*KUTIPAN DOKUMEN*.
════════

“Jika maskapai masih dibebani dengan biaya-biaya yang lebih mahal daripada di negara lain dan berulang-ulang saling tumpang tindih, sehingga jika keadaan tersebut masih melekat pada maskapai Indonesia, saya rasa kita pasti kalah bersaing”
Ada satu badan yang dulu pernah disiapkan, namanya DEPANRI (Dewan Penerbangan dan Antariksa). Badan ini masih bisa diaktifkan lagi guna menghadapi pasar bersama atau ASEAN Single Aviation Market (ASAM). Dengan begitu Indonesia mampu mengisi peluang bisnis, bukan sebaliknya Cuma jadi penonton di negara sendiri. Ke depan Indonesia juga lebih siap untuk melawan kekuatan seperti Singapura, Malaysia, Thailand, Filipina dan Vietnam.
Guna mengetahui lebih lanjut tentang persiapan Indonesia menyambut Open Sky, Aviasi mewawancarai Samudera Sukardi, Consultan Partner CSE Aviation. Berikut petikan wawancaranya.
Bagaimana dengan lima bandar udara yang akan dibuka Indonesia, sementara bandar udara Negara ASEAN yang dibuka hanya satu?
Dari segi kenyamanan, bandar udara di Indonesia masih belum mempunyai standar sama, sedangkan di negara-negara ASEAN lainya pada umumnya sudah dapat dikatakan lebih baik dari Indonesia, terutama Singapura, Malaysia dan Thailand.
Untuk keamanan, di Indonesia masih harus banyak diperbaiki. Keamanan penerbangan secara reguler harus di audit oleh Independent Auditor, karena faktanya, masih dapat dengan mudah seseorang masuk ke area “restricted” tanpa menggunakan pass airport serta tidak diketahui oleh petugas penjaga. Sistemnya juga masih banyak kelemahan.

════════

*KETENTUAN TUGAS*.
Bisakah Anda menyunting bagian kutipan dokumen ini, mulai dari kata-kata "Ada satu badan" dan berhenti setelah "Berikut petikan wawancaranya.", dengan mengganti "pasar bersama" menjadi "pasar tunggal"? Data di bawah ini merupakan bahan tersendiri yang terpisah dari kutipan dokumen.

════════

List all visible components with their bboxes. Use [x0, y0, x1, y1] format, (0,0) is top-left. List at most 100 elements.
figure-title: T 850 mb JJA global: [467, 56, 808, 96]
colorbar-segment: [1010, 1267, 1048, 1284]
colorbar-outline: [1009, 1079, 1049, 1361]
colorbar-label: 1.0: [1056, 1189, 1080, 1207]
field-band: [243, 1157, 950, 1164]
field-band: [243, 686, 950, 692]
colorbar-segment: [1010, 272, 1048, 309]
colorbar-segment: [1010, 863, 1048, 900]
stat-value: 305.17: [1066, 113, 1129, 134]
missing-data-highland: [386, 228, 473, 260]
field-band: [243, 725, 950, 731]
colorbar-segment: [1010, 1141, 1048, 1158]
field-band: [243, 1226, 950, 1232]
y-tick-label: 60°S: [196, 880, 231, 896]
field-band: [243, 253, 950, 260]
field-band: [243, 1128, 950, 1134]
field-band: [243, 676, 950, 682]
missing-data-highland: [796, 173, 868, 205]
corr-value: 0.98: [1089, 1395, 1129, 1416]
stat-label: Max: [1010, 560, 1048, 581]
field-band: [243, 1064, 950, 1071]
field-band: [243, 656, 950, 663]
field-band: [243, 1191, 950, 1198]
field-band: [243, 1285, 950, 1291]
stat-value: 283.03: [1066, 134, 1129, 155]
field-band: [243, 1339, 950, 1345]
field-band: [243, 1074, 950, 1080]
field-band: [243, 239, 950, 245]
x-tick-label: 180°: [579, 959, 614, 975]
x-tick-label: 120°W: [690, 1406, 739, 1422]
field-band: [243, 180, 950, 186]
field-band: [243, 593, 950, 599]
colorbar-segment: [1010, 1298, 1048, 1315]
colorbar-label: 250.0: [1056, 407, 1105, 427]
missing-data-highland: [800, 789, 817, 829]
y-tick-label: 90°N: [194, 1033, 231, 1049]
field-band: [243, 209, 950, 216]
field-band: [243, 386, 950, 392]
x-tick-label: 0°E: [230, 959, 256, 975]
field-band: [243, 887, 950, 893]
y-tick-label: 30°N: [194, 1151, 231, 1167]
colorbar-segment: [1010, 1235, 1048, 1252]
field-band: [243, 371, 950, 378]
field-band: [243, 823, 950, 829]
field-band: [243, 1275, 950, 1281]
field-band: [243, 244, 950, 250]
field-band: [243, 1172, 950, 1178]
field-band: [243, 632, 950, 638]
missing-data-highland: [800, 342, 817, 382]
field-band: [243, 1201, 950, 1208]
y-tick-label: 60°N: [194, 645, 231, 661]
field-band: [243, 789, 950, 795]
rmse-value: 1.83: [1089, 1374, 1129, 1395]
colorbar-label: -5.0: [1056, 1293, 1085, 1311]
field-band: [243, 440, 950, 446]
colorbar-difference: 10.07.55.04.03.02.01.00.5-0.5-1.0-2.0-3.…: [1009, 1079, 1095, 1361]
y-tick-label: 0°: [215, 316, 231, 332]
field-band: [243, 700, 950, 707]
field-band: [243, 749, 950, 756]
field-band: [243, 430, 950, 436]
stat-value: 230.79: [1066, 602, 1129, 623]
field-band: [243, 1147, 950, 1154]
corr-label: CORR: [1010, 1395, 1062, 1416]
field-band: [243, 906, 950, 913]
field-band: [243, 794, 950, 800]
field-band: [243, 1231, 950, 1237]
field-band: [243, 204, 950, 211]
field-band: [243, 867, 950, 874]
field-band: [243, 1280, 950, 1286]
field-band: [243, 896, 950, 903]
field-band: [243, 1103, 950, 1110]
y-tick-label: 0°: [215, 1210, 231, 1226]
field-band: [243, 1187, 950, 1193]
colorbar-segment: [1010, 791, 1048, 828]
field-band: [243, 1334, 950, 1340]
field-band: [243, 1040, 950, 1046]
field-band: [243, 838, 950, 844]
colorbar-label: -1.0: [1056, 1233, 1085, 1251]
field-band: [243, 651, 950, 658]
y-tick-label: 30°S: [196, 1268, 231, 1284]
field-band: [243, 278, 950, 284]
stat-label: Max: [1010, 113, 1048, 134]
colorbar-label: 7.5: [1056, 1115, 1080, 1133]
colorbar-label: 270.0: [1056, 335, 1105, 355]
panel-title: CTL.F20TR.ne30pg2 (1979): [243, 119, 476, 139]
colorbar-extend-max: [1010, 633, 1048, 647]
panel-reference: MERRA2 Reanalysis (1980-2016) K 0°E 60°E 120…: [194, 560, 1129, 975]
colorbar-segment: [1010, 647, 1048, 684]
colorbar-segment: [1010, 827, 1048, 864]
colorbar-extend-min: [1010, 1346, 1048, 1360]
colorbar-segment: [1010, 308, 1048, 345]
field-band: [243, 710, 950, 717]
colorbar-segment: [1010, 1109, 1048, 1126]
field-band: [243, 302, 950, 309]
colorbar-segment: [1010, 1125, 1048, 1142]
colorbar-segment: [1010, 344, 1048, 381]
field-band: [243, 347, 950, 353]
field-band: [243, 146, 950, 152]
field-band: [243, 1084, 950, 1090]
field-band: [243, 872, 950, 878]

════════

*HASIL*.
Ada satu badan yang dulu pernah disiapkan, namanya DEPANRI (Dewan Penerbangan dan Antariksa). Badan ini masih bisa diaktifkan lagi guna menghadapi pasar tunggal atau ASEAN Single Aviation Market (ASAM). Dengan begitu Indonesia mampu mengisi peluang bisnis, bukan sebaliknya Cuma jadi penonton di negara sendiri. Ke depan Indonesia juga lebih siap untuk melawan kekuatan seperti Singapura, Malaysia, Thailand, Filipina dan Vietnam.
Guna mengetahui lebih lanjut tentang persiapan Indonesia menyambut Open Sky, Aviasi mewawancarai Samudera Sukardi, Consultan Partner CSE Aviation. Berikut petikan wawancaranya.